=== Teks yang Diberikan ===
□ □ □

Analisis Kelembagaan dan Proses Pelembagaan Sosial
Bahan Bacaan Modul Praktikum Sosiologi Umum Bab 4
MODEL KELEMBAGAAN MASYARAKAT DALAM PENGELOLAAN HUTAN ALAM PRODUKSI
(oleh Djuhendi Tadjudin)
SISTEM BAGI HASIL DI JAWA TENGAH
PENELITIAN HUKUM PEMILIKAN TANAH DI SEBUAH DAERAH PERTANIAN YANG PENDUDUKNYA SANGAT PADAT
(oleh Warner Roell)
Bacaan 1
Dalam era globalisasi ini, pola pengelolaan pada masing-masing sektor kian mengglobal, sebaliknya pengelolaan sumberdaya hutan kian melokal. Saat ini kebijakan pengelolaan sumberdaya hutan bersifat paradoksal artinya kebijakan yang hanya membela pencapaian target keuntungan produksi namun pencapaian untuk memelihara kelestarian lingkungan tidak efektif, sehingga yang terjadi kerusakan hutan yang mengkhawatirkan.
Oleh karena itu, dalam praktek pengelolaan hutan saat ini tidak mengherankan banyak terjadinya persengketaan yang terkait dalam masalah hutan alam produksi. Dilihat dari tata nilai yang diterjemahkan sebagai pemaknaan, maka hutan memiliki nilai yang berbeda, bagi masyarakat, hutan merupakan tempat menggantungkan kehidupan perekonomian, budaya dan spiritualnya. Bagi swasta hutan hanya sebagai komoditas untuk memperoleh keuntungan bagi pemerintah dalam peraturan perundangan kerap digambarkan secara religius sebagai rahmat Tuhan. Ada perbedaan makna mengenai masyarakat sendiri, dunia Internasional percaya bahwa masyarakat mampu mengelola sumberdaya hutan walau tidak bisa dipungkiri ada sebagian masyarakat yang tidak arif dalam mengelolanya. Ketidak-arifn tersebut menghasilkan suatu “tragedy of the common” , suatu bentuk sumberdaya akibat pendayagunaan yang berlebihan.
Sementara itu, pihak swasta dan terkadang pemerintah memandang masyarakat sebagai ancaman terhadap keamanan usahanya. Padahal belum tentu seperti itu, jika kita melihat sejarah pada masa Orde Baru sebagian pengelolaan sumberdaya hutan diserahkan kepada swasta yang bertujuan untuk meningkatkan produksi hutan. Namun pada faktanya dalam kegiatan penguasaan hutan, swasta tidak memperhatikan azas pelestarian lingkungan dan tidak adaptif terhadap kehidupan budaya, kebiasaan, dan tata nilai masyarakat karena memang swasta mengartikan hutan sebagai produk komoditas yang menguntungkan.

□ □ □

=== Data yang Diberikan ===
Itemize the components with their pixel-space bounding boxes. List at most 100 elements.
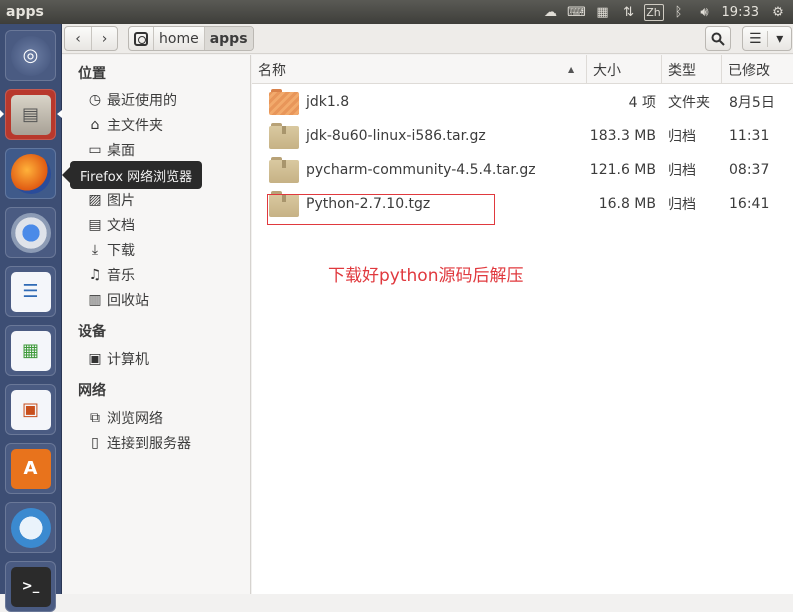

□ □ □

=== Petunjuk Tugas ===
Jawab pertanyaan berikut berdasarkan teks tentang pengelolaan hutan.
(a) Bagi masyarakat, hutan merupakan tempat menggantungkan kehidupan apa saja?
(b) Pada masa apa sebagian pengelolaan sumberdaya hutan diserahkan kepada swasta?
(c) Pihak swasta dan terkadang pemerintah memandang masyarakat sebagai apa?

=== Hasil ===
(a) Kehidupan perekonomian, budaya, dan spiritualnya.
(b) Masa Orde Baru.
(c) Sebagai ancaman terhadap keamanan usahanya.